Texto de origen:
□ □ □

V. Sonetos de ámbar…, sonetos de amparo

Así nació en mí el proyecto de escribir esta colección de sonetos, a modo de homenaje a todas las mujeres y muy especialmente a aquella a la que, al poco de conocerla en el verano del año 2000, dirigí una primera carta redactada en estos premonitorios términos…

Desde que nos vimos por última vez y me entregaste aquella nota en papel cuadriculado con tus dos direcciones y teléfono, ese papelito junto con otro escrito por una de mis hijas también en una hoja de blok, suelen estar sobre el teclado de este ordenador en las horas que no lo utilizo. Con la finalidad evidente de impedir que caigan en el olvido.

 

He esperado a concluir el libro que estaba escribiendo cuando nos conocimos en el mes de Agosto, para hacer uso al fin de este billete (así se llamaba antes a estas notas) que me dejaste con el propósito de que, si lo deseaba, pudiera viajar hasta ti epistolarmente. Y efectivamente lo deseo, aunque con todas las cautelas y precauciones del mundo en razón por una parte a la extraordinaria calidad de mi destinataria y, por otra, a sus circunstancias. Porque si aquélla me alentaría a prodigarme en toda suerte de manifestaciones de admiración y de afecto, éstas me recuerdan lo inconveniente y problemático de tales arrebatos de sinceridad y de espontaneidad.

 

Me impresionaste por la forma como paseabas junto al mar y ya no dejaste de impresionarme desde entonces: por tu sensatez, tu moderación, tu elegancia, tu discreción, tu pureza… Y esa admiración creció todavía más cuando me hablaste de tu infancia y de tu juventud, no dejando de descubrirme incluso algunos de sus capítulos más sensibles e íntimos.

□ □ □

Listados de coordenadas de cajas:
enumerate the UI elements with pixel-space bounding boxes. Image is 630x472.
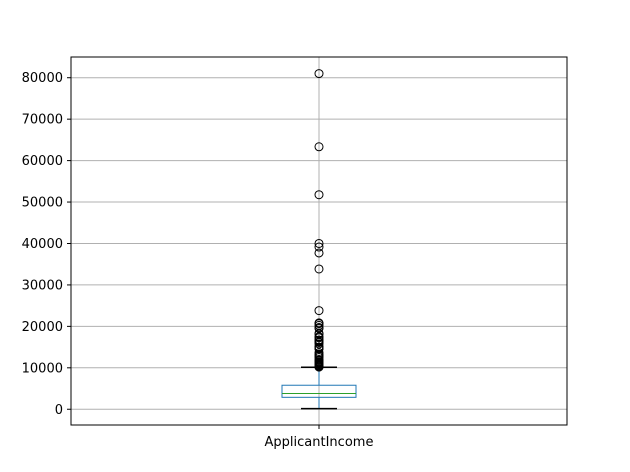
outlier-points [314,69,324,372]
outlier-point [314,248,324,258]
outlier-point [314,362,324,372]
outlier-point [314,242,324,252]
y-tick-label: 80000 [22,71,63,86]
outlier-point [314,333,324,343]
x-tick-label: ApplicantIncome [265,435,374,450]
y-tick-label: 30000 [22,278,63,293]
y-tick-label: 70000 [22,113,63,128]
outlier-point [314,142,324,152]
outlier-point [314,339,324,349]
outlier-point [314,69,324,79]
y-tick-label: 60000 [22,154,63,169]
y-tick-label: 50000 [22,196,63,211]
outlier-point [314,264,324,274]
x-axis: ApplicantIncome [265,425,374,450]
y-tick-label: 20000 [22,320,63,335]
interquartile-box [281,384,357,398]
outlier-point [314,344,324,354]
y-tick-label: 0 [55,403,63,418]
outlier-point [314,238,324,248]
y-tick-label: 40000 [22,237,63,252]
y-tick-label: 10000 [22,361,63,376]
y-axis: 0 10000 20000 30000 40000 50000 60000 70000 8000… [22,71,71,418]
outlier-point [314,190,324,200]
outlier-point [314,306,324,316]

□ □ □

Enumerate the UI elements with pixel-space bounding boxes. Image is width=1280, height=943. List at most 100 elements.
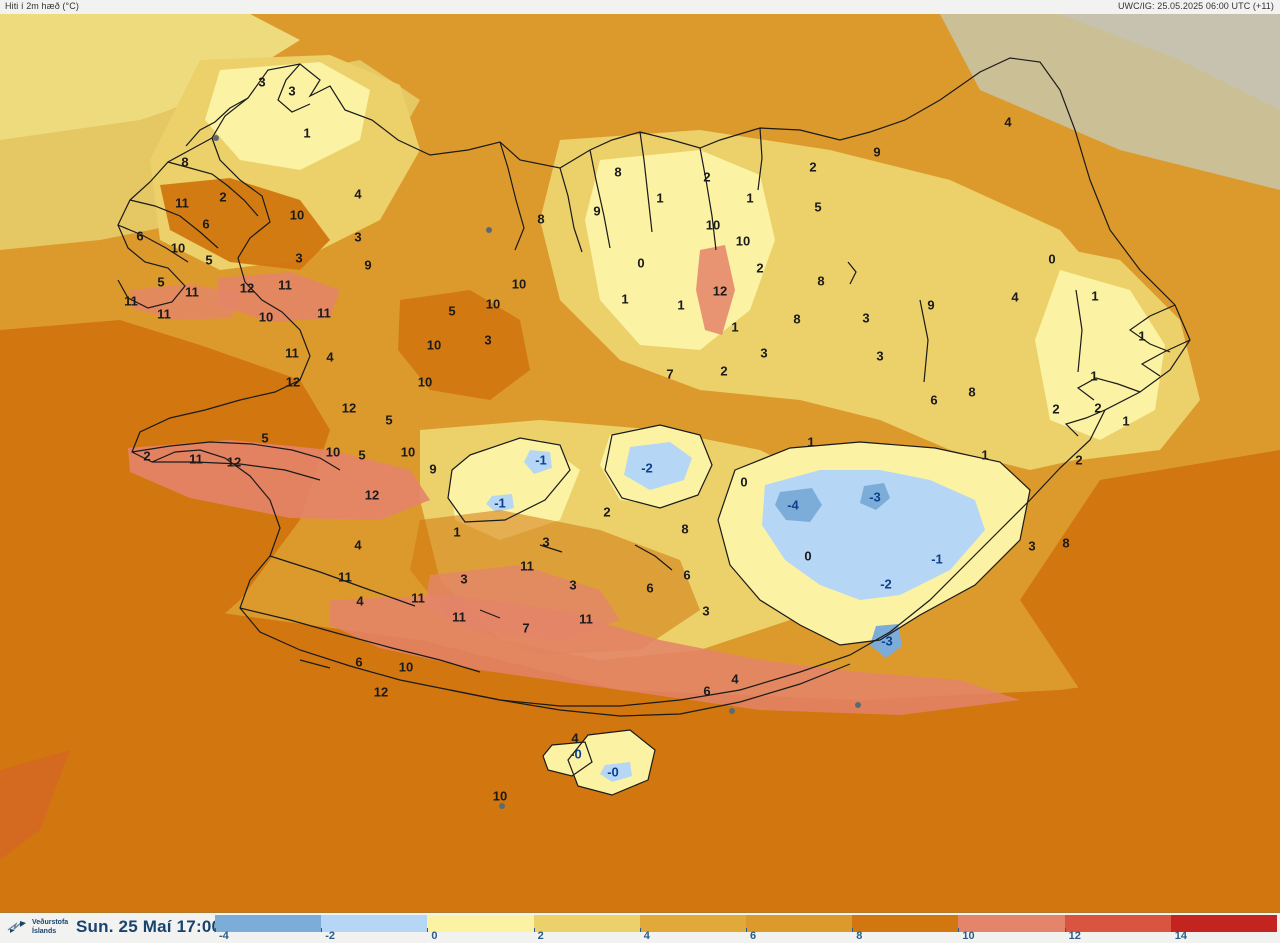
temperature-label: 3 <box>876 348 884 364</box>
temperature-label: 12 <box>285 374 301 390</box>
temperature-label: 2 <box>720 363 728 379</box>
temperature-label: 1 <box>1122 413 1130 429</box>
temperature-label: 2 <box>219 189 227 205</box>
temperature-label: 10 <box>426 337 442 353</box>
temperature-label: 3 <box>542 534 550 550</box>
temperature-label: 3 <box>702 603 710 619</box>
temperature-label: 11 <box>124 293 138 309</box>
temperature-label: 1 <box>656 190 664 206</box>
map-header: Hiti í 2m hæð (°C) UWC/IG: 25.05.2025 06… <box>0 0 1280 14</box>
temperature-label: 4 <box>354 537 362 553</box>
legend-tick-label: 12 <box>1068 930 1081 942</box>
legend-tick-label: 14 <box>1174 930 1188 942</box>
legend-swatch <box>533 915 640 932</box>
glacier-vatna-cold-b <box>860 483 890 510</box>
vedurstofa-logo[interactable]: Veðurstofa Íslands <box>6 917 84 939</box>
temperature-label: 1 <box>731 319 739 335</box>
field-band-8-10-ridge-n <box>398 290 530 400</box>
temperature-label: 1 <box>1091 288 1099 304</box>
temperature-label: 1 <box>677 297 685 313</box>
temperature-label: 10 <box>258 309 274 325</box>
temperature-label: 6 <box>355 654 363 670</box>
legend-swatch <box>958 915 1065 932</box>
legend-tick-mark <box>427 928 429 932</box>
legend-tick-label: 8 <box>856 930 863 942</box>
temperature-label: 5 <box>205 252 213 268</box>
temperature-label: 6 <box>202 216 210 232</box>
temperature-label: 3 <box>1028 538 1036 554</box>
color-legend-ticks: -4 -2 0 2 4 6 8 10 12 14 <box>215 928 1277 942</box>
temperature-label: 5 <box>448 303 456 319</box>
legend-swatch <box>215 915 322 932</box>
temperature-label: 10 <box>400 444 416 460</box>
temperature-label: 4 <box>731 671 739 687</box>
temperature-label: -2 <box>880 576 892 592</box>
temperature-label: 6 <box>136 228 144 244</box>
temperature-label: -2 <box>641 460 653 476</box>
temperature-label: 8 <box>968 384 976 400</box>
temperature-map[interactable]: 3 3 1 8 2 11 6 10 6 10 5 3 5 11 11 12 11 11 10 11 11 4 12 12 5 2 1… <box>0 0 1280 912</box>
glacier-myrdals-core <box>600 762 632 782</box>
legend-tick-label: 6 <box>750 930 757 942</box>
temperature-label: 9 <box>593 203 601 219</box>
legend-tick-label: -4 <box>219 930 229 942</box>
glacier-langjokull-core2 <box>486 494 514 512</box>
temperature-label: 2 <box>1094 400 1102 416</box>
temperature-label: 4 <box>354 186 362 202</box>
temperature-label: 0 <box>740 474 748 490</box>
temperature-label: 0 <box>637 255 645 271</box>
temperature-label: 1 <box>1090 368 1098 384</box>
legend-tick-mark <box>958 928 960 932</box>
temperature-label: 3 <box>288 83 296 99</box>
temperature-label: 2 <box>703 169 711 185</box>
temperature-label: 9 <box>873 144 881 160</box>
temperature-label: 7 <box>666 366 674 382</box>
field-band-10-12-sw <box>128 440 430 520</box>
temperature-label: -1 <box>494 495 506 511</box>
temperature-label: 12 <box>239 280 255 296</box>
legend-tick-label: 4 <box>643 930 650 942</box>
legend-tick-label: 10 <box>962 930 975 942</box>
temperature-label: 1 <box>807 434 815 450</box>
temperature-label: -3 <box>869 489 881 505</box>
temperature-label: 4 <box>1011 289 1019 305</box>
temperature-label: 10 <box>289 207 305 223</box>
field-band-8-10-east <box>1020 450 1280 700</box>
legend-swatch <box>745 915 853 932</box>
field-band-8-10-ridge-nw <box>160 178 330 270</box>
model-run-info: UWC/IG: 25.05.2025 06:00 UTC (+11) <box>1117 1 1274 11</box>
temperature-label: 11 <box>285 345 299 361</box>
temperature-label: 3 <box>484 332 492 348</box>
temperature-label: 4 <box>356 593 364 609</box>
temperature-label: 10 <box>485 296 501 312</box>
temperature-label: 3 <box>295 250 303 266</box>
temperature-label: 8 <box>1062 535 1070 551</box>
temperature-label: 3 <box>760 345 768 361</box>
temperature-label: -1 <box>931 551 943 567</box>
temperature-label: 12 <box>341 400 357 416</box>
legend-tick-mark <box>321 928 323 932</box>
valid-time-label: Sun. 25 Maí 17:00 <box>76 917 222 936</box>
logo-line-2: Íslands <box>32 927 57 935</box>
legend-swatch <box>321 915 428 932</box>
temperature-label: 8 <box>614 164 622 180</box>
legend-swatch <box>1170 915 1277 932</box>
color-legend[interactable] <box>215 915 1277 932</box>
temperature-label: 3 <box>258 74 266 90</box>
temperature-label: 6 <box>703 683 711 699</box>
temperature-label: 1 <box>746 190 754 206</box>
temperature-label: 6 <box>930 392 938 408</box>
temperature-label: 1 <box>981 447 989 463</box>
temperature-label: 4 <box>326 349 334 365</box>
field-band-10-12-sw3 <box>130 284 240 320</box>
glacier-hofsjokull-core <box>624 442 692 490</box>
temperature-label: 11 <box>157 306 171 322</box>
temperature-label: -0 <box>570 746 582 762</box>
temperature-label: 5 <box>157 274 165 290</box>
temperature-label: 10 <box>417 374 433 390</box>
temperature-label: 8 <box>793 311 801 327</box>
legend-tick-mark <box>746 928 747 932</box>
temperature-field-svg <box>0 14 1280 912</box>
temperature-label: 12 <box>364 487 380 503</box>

□ □ □

Tareas y ejercicios:
a - Enumera las cualidades que, según el texto de origen, lo impresionaron de ella desde que la vio pasear junto al mar.
b - Di si cada afirmación coincide con el texto de origen y cita las palabras que lo deciden:
(i) La primera carta se escribió poco después de conocerla, en el verano del año 2000.
(ii) La nota con las dos direcciones estaba en papel cuadriculado.
(iii) Se conocieron en el mes de julio.

Respuestas por tarea:
a - Su sensatez, su moderación, su elegancia, su discreción y su pureza.

b -
(i) Sí: «al poco de conocerla en el verano del año 2000, dirigí una primera carta».
(ii) Sí: «aquella nota en papel cuadriculado con tus dos direcciones y teléfono».
(iii) No: «cuando nos conocimos en el mes de Agosto».